• **PROBLEM TO WORK ON**
Every line that contains the word "Buch" should be copied.

[Records from a dataset]
============================================================
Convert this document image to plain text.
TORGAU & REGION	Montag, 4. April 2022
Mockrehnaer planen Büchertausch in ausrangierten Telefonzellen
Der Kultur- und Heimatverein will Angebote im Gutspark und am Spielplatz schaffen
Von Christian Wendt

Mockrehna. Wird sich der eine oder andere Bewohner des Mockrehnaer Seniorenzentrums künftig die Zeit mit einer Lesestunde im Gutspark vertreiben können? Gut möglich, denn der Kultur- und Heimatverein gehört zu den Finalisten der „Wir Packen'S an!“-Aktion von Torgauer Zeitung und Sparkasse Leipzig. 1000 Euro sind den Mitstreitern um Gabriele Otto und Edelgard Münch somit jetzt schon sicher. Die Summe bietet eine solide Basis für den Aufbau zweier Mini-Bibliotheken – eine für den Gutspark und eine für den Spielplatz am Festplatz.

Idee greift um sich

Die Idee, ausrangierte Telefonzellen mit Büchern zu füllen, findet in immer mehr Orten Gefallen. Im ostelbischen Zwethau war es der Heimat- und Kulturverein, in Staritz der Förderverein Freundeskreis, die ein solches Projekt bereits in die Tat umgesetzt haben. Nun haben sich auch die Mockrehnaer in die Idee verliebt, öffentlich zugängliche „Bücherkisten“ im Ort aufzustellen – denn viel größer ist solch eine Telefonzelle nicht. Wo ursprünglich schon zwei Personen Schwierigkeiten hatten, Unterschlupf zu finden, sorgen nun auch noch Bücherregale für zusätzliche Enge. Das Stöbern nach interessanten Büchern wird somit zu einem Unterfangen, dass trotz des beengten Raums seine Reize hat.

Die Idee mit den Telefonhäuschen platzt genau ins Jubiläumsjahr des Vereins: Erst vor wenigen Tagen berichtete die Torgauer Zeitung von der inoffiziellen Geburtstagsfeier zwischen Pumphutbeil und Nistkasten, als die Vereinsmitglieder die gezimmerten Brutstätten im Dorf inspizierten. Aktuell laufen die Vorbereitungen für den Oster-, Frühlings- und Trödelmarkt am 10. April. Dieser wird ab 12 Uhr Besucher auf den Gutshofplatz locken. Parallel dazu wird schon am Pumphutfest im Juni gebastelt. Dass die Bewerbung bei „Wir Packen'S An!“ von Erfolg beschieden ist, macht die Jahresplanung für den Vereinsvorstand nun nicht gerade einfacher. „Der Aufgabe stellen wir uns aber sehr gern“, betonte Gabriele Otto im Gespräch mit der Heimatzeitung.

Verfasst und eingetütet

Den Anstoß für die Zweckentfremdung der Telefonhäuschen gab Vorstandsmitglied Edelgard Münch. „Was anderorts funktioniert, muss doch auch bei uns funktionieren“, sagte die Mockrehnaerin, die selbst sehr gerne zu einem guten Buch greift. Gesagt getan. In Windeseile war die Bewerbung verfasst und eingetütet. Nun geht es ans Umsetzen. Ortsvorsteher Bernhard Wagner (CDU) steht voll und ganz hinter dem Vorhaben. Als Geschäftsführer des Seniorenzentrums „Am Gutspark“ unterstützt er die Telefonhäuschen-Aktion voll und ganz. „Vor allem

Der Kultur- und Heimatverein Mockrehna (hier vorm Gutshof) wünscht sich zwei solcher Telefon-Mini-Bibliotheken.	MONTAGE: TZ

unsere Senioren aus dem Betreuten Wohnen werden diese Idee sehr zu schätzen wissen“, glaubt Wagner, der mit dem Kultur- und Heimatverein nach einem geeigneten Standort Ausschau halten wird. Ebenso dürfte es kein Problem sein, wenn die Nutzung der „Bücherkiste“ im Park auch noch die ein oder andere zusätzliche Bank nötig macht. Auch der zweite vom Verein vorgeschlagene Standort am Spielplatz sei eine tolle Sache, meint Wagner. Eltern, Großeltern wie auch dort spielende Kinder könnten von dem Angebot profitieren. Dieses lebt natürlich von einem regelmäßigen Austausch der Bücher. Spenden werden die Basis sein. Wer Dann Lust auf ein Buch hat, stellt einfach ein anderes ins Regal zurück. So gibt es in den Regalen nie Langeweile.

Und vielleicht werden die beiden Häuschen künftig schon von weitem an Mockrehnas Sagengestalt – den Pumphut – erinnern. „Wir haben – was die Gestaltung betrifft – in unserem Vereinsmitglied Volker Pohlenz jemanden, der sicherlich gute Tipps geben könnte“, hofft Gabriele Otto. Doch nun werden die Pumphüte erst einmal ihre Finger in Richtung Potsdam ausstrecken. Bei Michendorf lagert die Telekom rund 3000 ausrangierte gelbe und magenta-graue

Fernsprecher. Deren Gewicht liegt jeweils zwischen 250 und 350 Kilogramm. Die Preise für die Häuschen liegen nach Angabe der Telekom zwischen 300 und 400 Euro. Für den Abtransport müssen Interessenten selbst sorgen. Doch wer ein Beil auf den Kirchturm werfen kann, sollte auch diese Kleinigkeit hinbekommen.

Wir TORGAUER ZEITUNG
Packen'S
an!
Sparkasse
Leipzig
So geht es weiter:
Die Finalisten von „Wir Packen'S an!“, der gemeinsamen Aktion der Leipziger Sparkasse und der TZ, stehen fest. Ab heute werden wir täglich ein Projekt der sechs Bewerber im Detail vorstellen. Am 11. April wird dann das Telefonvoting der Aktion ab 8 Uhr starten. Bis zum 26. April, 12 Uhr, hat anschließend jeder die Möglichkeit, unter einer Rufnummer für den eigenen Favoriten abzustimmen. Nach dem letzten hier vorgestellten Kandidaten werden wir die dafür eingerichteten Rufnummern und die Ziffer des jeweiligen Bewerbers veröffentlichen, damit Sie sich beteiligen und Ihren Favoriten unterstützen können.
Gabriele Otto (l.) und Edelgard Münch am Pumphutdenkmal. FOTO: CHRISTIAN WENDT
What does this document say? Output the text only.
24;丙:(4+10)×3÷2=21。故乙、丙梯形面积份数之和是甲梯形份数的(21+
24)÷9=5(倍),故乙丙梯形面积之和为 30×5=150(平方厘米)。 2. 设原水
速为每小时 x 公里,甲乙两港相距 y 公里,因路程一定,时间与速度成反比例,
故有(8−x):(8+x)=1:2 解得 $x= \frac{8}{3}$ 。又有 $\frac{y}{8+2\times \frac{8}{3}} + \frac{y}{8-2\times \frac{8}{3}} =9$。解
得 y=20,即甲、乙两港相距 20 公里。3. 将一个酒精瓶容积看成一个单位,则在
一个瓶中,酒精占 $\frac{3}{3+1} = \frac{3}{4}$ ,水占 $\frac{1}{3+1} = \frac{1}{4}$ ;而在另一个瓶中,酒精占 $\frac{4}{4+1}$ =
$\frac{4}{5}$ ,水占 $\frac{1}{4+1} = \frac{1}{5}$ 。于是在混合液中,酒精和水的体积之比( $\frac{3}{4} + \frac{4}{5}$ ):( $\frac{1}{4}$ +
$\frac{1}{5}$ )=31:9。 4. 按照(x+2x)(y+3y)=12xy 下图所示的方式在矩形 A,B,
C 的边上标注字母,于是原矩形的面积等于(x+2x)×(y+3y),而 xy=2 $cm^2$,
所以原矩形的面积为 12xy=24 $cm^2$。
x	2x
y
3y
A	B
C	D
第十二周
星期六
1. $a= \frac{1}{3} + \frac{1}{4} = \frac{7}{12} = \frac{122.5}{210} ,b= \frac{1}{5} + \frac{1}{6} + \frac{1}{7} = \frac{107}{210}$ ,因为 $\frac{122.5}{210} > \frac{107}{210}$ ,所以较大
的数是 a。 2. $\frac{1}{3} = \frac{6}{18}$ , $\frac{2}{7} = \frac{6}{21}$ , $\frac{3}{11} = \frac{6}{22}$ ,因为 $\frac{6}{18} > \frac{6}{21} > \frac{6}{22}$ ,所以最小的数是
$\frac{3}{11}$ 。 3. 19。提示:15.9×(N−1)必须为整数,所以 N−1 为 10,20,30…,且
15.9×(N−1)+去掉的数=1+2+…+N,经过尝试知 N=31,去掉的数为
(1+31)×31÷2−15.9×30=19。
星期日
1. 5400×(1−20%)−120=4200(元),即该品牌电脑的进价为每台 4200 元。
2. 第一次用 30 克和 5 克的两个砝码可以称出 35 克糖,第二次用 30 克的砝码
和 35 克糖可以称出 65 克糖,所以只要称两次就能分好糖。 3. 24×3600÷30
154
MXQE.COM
============================================================
• **OUTPUT**
Den Anstoß für die Zweckentfremdung der Telefonhäuschen gab Vorstandsmitglied Edelgard Münch. „Was anderorts funktioniert, muss doch auch bei uns funktionieren“, sagte die Mockrehnaerin, die selbst sehr gerne zu einem guten Buch greift. Gesagt getan. In Windeseile war die Bewerbung verfasst und eingetütet. Nun geht es ans Umsetzen. Ortsvorsteher Bernhard Wagner (CDU) steht voll und ganz hinter dem Vorhaben. Als Geschäftsführer des Seniorenzentrums „Am Gutspark“ unterstützt er die Telefonhäuschen-Aktion voll und ganz. „Vor allem
unsere Senioren aus dem Betreuten Wohnen werden diese Idee sehr zu schätzen wissen“, glaubt Wagner, der mit dem Kultur- und Heimatverein nach einem geeigneten Standort Ausschau halten wird. Ebenso dürfte es kein Problem sein, wenn die Nutzung der „Bücherkiste“ im Park auch noch die ein oder andere zusätzliche Bank nötig macht. Auch der zweite vom Verein vorgeschlagene Standort am Spielplatz sei eine tolle Sache, meint Wagner. Eltern, Großeltern wie auch dort spielende Kinder könnten von dem Angebot profitieren. Dieses lebt natürlich von einem regelmäßigen Austausch der Bücher. Spenden werden die Basis sein. Wer Dann Lust auf ein Buch hat, stellt einfach ein anderes ins Regal zurück. So gibt es in den Regalen nie Langeweile.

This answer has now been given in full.